* Objective
Produce an exact transcription of the listing below, omitting the pictures.
»»
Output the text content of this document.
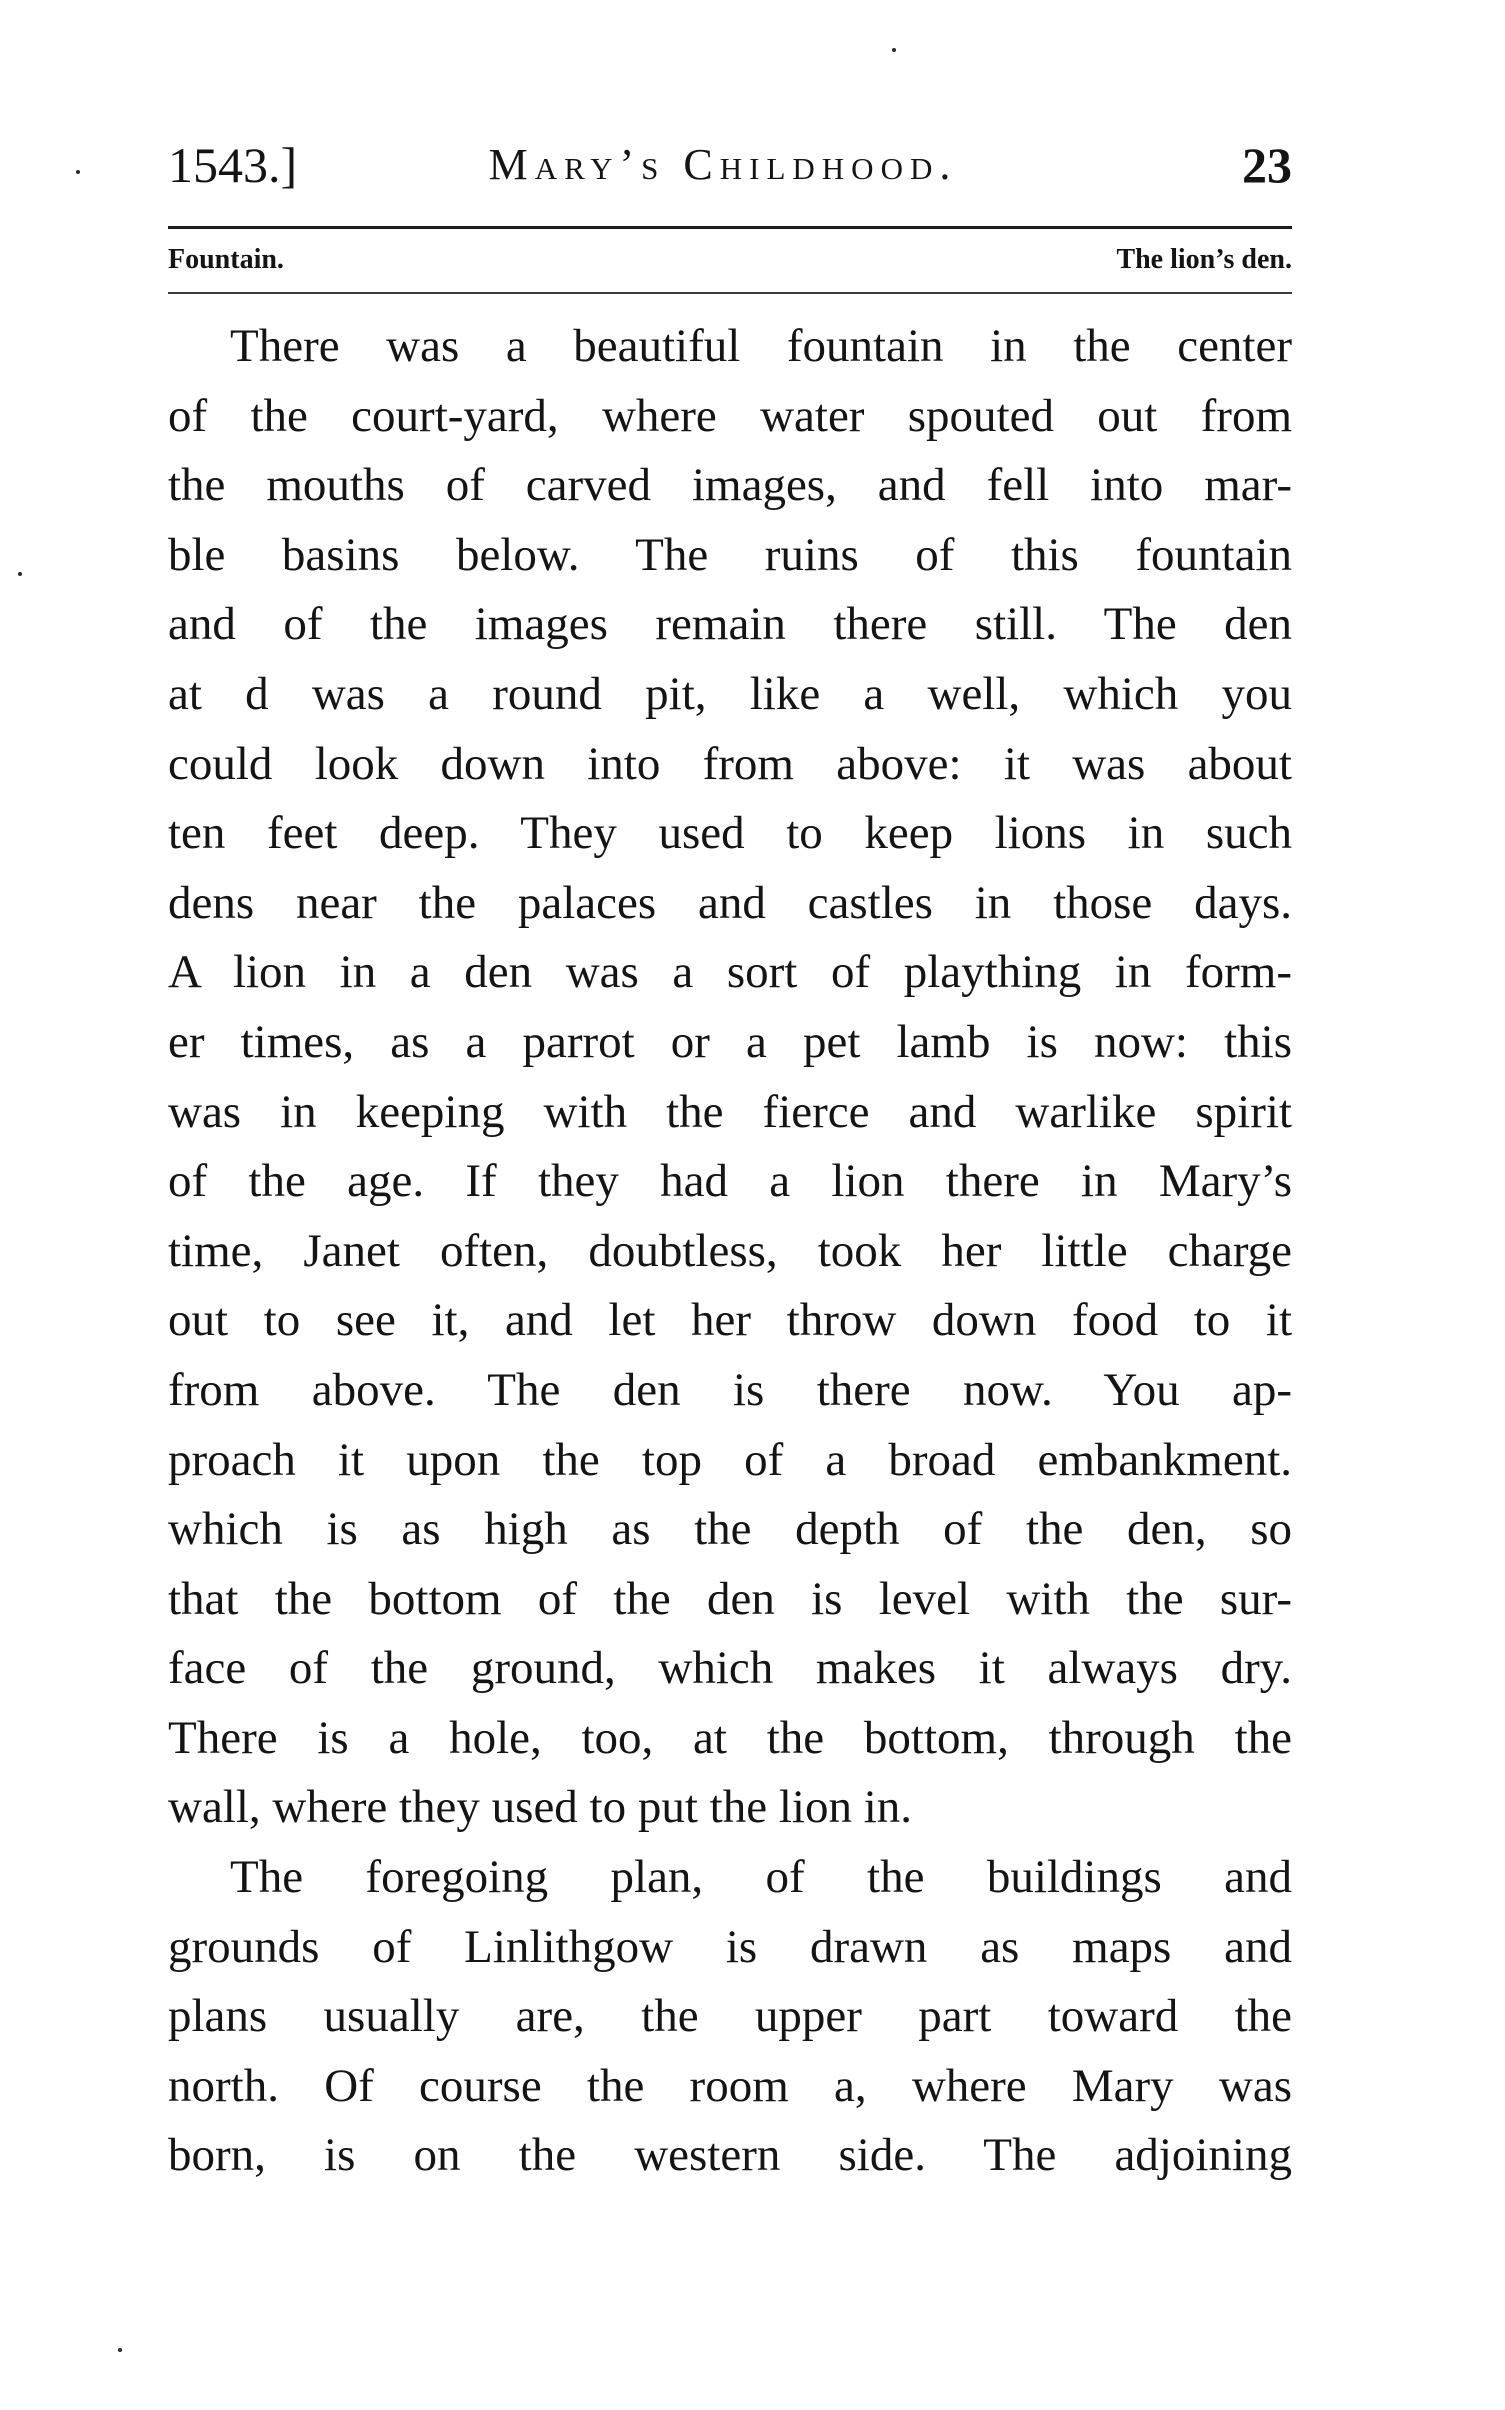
1543.]	Mary’s Childhood.	23
Fountain.	The lion’s den.
There was a beautiful fountain in the center
of the court-yard, where water spouted out from
the mouths of carved images, and fell into mar-
ble basins below. The ruins of this fountain
and of the images remain there still. The den
at d was a round pit, like a well, which you
could look down into from above: it was about
ten feet deep. They used to keep lions in such
dens near the palaces and castles in those days.
A lion in a den was a sort of plaything in form-
er times, as a parrot or a pet lamb is now: this
was in keeping with the fierce and warlike spirit
of the age. If they had a lion there in Mary’s
time, Janet often, doubtless, took her little charge
out to see it, and let her throw down food to it
from above. The den is there now. You ap-
proach it upon the top of a broad embankment.
which is as high as the depth of the den, so
that the bottom of the den is level with the sur-
face of the ground, which makes it always dry.
There is a hole, too, at the bottom, through the
wall, where they used to put the lion in.
The foregoing plan, of the buildings and
grounds of Linlithgow is drawn as maps and
plans usually are, the upper part toward the
north. Of course the room a, where Mary was
born, is on the western side. The adjoining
««
* Solution
Output the text content of this document.
1543.]	Mary’s Childhood.	23
Fountain.	The lion’s den.
There was a beautiful fountain in the center
of the court-yard, where water spouted out from
the mouths of carved images, and fell into mar-
ble basins below. The ruins of this fountain
and of the images remain there still. The den
at d was a round pit, like a well, which you
could look down into from above: it was about
ten feet deep. They used to keep lions in such
dens near the palaces and castles in those days.
A lion in a den was a sort of plaything in form-
er times, as a parrot or a pet lamb is now: this
was in keeping with the fierce and warlike spirit
of the age. If they had a lion there in Mary’s
time, Janet often, doubtless, took her little charge
out to see it, and let her throw down food to it
from above. The den is there now. You ap-
proach it upon the top of a broad embankment.
which is as high as the depth of the den, so
that the bottom of the den is level with the sur-
face of the ground, which makes it always dry.
There is a hole, too, at the bottom, through the
wall, where they used to put the lion in.
The foregoing plan, of the buildings and
grounds of Linlithgow is drawn as maps and
plans usually are, the upper part toward the
north. Of course the room a, where Mary was
born, is on the western side. The adjoining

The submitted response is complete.